■ TASK REQUIREMENTS
In this exercise, each record below is to be written out again exactly.

■ EXTRACTED DATA
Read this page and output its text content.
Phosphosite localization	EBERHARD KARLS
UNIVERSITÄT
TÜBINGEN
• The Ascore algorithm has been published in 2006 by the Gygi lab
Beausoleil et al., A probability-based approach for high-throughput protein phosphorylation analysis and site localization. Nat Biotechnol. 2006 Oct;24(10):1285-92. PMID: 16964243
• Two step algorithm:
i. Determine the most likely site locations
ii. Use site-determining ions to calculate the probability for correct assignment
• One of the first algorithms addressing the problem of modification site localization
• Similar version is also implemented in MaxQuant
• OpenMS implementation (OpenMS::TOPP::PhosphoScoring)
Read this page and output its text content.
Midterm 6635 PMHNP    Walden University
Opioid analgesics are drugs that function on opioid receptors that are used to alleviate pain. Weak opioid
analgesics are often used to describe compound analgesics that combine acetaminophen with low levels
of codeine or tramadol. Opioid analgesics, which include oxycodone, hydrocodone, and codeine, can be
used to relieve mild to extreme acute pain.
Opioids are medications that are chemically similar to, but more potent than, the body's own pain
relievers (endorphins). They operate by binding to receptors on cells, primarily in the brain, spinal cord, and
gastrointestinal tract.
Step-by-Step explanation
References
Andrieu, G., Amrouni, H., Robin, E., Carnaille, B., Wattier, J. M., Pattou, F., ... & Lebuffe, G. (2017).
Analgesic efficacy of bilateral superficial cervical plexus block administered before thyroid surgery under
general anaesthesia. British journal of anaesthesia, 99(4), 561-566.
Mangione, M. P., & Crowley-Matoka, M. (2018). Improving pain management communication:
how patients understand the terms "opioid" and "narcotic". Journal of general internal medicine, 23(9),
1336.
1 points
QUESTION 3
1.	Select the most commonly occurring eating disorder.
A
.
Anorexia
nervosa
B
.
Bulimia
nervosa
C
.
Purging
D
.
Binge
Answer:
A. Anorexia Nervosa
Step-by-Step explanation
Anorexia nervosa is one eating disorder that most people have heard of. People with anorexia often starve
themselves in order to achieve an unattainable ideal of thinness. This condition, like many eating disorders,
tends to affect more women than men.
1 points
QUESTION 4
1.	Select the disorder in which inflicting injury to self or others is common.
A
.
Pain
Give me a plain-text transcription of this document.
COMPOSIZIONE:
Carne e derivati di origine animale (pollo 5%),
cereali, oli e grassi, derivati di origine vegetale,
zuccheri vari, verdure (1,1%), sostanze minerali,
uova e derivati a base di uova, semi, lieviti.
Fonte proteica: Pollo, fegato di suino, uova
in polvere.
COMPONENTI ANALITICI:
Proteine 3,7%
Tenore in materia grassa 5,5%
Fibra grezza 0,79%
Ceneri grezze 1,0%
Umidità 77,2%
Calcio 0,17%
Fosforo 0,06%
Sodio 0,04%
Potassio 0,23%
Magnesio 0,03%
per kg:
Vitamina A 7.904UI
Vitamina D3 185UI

■ WRITTEN SOLUTION
Read this page and output its text content.
Phosphosite localization	EBERHARD KARLS
UNIVERSITÄT
TÜBINGEN
• The Ascore algorithm has been published in 2006 by the Gygi lab
Beausoleil et al., A probability-based approach for high-throughput protein phosphorylation analysis and site localization. Nat Biotechnol. 2006 Oct;24(10):1285-92. PMID: 16964243
• Two step algorithm:
i. Determine the most likely site locations
ii. Use site-determining ions to calculate the probability for correct assignment
• One of the first algorithms addressing the problem of modification site localization
• Similar version is also implemented in MaxQuant
• OpenMS implementation (OpenMS::TOPP::PhosphoScoring)
Read this page and output its text content.
Midterm 6635 PMHNP    Walden University
Opioid analgesics are drugs that function on opioid receptors that are used to alleviate pain. Weak opioid
analgesics are often used to describe compound analgesics that combine acetaminophen with low levels
of codeine or tramadol. Opioid analgesics, which include oxycodone, hydrocodone, and codeine, can be
used to relieve mild to extreme acute pain.
Opioids are medications that are chemically similar to, but more potent than, the body's own pain
relievers (endorphins). They operate by binding to receptors on cells, primarily in the brain, spinal cord, and
gastrointestinal tract.
Step-by-Step explanation
References
Andrieu, G., Amrouni, H., Robin, E., Carnaille, B., Wattier, J. M., Pattou, F., ... & Lebuffe, G. (2017).
Analgesic efficacy of bilateral superficial cervical plexus block administered before thyroid surgery under
general anaesthesia. British journal of anaesthesia, 99(4), 561-566.
Mangione, M. P., & Crowley-Matoka, M. (2018). Improving pain management communication:
how patients understand the terms "opioid" and "narcotic". Journal of general internal medicine, 23(9),
1336.
1 points
QUESTION 3
1.	Select the most commonly occurring eating disorder.
A
.
Anorexia
nervosa
B
.
Bulimia
nervosa
C
.
Purging
D
.
Binge
Answer:
A. Anorexia Nervosa
Step-by-Step explanation
Anorexia nervosa is one eating disorder that most people have heard of. People with anorexia often starve
themselves in order to achieve an unattainable ideal of thinness. This condition, like many eating disorders,
tends to affect more women than men.
1 points
QUESTION 4
1.	Select the disorder in which inflicting injury to self or others is common.
A
.
Pain
Give me a plain-text transcription of this document.
COMPOSIZIONE:
Carne e derivati di origine animale (pollo 5%),
cereali, oli e grassi, derivati di origine vegetale,
zuccheri vari, verdure (1,1%), sostanze minerali,
uova e derivati a base di uova, semi, lieviti.
Fonte proteica: Pollo, fegato di suino, uova
in polvere.
COMPONENTI ANALITICI:
Proteine 3,7%
Tenore in materia grassa 5,5%
Fibra grezza 0,79%
Ceneri grezze 1,0%
Umidità 77,2%
Calcio 0,17%
Fosforo 0,06%
Sodio 0,04%
Potassio 0,23%
Magnesio 0,03%
per kg:
Vitamina A 7.904UI
Vitamina D3 185UI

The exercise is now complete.